### Problem to solve
Return the records in full, exactly as given.

### Rows
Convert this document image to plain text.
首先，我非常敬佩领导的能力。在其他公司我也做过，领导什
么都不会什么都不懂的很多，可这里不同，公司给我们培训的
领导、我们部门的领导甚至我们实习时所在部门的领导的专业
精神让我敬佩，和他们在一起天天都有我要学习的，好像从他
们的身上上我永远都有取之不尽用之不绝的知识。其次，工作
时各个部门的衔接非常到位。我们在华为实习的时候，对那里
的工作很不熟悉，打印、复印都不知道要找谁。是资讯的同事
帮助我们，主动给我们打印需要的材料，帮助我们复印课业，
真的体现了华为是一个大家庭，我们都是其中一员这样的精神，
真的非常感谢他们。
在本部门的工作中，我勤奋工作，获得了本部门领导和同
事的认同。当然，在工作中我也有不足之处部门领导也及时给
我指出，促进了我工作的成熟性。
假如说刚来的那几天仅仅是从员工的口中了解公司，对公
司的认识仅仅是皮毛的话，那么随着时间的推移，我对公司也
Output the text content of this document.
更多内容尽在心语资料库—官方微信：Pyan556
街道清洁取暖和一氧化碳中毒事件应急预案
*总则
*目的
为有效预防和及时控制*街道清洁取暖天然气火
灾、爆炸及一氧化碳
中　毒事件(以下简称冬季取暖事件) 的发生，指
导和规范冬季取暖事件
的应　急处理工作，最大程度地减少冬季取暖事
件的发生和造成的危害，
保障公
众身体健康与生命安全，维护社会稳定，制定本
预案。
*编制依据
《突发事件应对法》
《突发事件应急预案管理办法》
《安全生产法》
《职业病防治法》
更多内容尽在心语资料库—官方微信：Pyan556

### Finished task
Convert this document image to plain text.
首先，我非常敬佩领导的能力。在其他公司我也做过，领导什
么都不会什么都不懂的很多，可这里不同，公司给我们培训的
领导、我们部门的领导甚至我们实习时所在部门的领导的专业
精神让我敬佩，和他们在一起天天都有我要学习的，好像从他
们的身上上我永远都有取之不尽用之不绝的知识。其次，工作
时各个部门的衔接非常到位。我们在华为实习的时候，对那里
的工作很不熟悉，打印、复印都不知道要找谁。是资讯的同事
帮助我们，主动给我们打印需要的材料，帮助我们复印课业，
真的体现了华为是一个大家庭，我们都是其中一员这样的精神，
真的非常感谢他们。
在本部门的工作中，我勤奋工作，获得了本部门领导和同
事的认同。当然，在工作中我也有不足之处部门领导也及时给
我指出，促进了我工作的成熟性。
假如说刚来的那几天仅仅是从员工的口中了解公司，对公
司的认识仅仅是皮毛的话，那么随着时间的推移，我对公司也
Output the text content of this document.
更多内容尽在心语资料库—官方微信：Pyan556
街道清洁取暖和一氧化碳中毒事件应急预案
*总则
*目的
为有效预防和及时控制*街道清洁取暖天然气火
灾、爆炸及一氧化碳
中　毒事件(以下简称冬季取暖事件) 的发生，指
导和规范冬季取暖事件
的应　急处理工作，最大程度地减少冬季取暖事
件的发生和造成的危害，
保障公
众身体健康与生命安全，维护社会稳定，制定本
预案。
*编制依据
《突发事件应对法》
《突发事件应急预案管理办法》
《安全生产法》
《职业病防治法》
更多内容尽在心语资料库—官方微信：Pyan556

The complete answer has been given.